▸ **Collection entries**

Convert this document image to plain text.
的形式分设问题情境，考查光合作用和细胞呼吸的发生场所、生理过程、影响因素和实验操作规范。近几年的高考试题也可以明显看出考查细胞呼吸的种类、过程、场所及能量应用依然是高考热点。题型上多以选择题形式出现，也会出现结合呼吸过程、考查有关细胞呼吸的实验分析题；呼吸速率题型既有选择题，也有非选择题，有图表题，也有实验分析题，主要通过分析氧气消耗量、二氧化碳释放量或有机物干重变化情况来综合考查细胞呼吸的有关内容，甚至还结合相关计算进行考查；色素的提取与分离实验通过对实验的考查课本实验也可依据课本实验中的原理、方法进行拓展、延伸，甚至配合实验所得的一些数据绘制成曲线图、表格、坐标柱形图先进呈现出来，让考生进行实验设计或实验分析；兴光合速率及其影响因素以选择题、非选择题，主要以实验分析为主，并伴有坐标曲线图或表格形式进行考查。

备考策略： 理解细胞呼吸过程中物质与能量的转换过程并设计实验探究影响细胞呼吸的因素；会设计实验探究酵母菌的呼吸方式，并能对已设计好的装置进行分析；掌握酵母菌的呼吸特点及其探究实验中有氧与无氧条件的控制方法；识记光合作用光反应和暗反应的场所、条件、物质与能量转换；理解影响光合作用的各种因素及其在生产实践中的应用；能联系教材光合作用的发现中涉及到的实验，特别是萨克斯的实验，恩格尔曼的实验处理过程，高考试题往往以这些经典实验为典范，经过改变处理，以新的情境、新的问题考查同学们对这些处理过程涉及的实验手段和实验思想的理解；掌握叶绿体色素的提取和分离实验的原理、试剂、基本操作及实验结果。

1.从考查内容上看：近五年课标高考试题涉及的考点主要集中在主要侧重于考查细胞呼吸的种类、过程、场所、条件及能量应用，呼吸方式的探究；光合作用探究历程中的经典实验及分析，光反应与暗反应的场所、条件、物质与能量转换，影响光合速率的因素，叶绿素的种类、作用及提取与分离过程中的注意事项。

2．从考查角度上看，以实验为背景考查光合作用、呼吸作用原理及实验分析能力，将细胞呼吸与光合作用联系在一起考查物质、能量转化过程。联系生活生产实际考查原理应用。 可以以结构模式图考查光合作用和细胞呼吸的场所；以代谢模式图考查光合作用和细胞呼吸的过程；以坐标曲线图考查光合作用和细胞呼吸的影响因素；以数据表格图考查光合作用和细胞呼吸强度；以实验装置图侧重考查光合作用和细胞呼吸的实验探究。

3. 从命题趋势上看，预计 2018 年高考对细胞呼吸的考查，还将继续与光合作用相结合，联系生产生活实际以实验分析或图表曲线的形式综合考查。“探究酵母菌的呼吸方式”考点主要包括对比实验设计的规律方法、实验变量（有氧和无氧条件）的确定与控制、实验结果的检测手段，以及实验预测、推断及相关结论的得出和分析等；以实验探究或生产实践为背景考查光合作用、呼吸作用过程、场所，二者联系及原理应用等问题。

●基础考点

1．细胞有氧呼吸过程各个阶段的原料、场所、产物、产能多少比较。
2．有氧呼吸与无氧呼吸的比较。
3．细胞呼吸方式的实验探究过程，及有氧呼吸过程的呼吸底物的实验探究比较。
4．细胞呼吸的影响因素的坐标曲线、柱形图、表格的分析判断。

▸ **The exercise**
Each line of the material should be echoed exactly.

▸ **The reply**
Convert this document image to plain text.
的形式分设问题情境，考查光合作用和细胞呼吸的发生场所、生理过程、影响因素和实验操作规范。近几年的高考试题也可以明显看出考查细胞呼吸的种类、过程、场所及能量应用依然是高考热点。题型上多以选择题形式出现，也会出现结合呼吸过程、考查有关细胞呼吸的实验分析题；呼吸速率题型既有选择题，也有非选择题，有图表题，也有实验分析题，主要通过分析氧气消耗量、二氧化碳释放量或有机物干重变化情况来综合考查细胞呼吸的有关内容，甚至还结合相关计算进行考查；色素的提取与分离实验通过对实验的考查课本实验也可依据课本实验中的原理、方法进行拓展、延伸，甚至配合实验所得的一些数据绘制成曲线图、表格、坐标柱形图先进呈现出来，让考生进行实验设计或实验分析；兴光合速率及其影响因素以选择题、非选择题，主要以实验分析为主，并伴有坐标曲线图或表格形式进行考查。

备考策略： 理解细胞呼吸过程中物质与能量的转换过程并设计实验探究影响细胞呼吸的因素；会设计实验探究酵母菌的呼吸方式，并能对已设计好的装置进行分析；掌握酵母菌的呼吸特点及其探究实验中有氧与无氧条件的控制方法；识记光合作用光反应和暗反应的场所、条件、物质与能量转换；理解影响光合作用的各种因素及其在生产实践中的应用；能联系教材光合作用的发现中涉及到的实验，特别是萨克斯的实验，恩格尔曼的实验处理过程，高考试题往往以这些经典实验为典范，经过改变处理，以新的情境、新的问题考查同学们对这些处理过程涉及的实验手段和实验思想的理解；掌握叶绿体色素的提取和分离实验的原理、试剂、基本操作及实验结果。

1.从考查内容上看：近五年课标高考试题涉及的考点主要集中在主要侧重于考查细胞呼吸的种类、过程、场所、条件及能量应用，呼吸方式的探究；光合作用探究历程中的经典实验及分析，光反应与暗反应的场所、条件、物质与能量转换，影响光合速率的因素，叶绿素的种类、作用及提取与分离过程中的注意事项。

2．从考查角度上看，以实验为背景考查光合作用、呼吸作用原理及实验分析能力，将细胞呼吸与光合作用联系在一起考查物质、能量转化过程。联系生活生产实际考查原理应用。 可以以结构模式图考查光合作用和细胞呼吸的场所；以代谢模式图考查光合作用和细胞呼吸的过程；以坐标曲线图考查光合作用和细胞呼吸的影响因素；以数据表格图考查光合作用和细胞呼吸强度；以实验装置图侧重考查光合作用和细胞呼吸的实验探究。

3. 从命题趋势上看，预计 2018 年高考对细胞呼吸的考查，还将继续与光合作用相结合，联系生产生活实际以实验分析或图表曲线的形式综合考查。“探究酵母菌的呼吸方式”考点主要包括对比实验设计的规律方法、实验变量（有氧和无氧条件）的确定与控制、实验结果的检测手段，以及实验预测、推断及相关结论的得出和分析等；以实验探究或生产实践为背景考查光合作用、呼吸作用过程、场所，二者联系及原理应用等问题。

●基础考点

1．细胞有氧呼吸过程各个阶段的原料、场所、产物、产能多少比较。
2．有氧呼吸与无氧呼吸的比较。
3．细胞呼吸方式的实验探究过程，及有氧呼吸过程的呼吸底物的实验探究比较。
4．细胞呼吸的影响因素的坐标曲线、柱形图、表格的分析判断。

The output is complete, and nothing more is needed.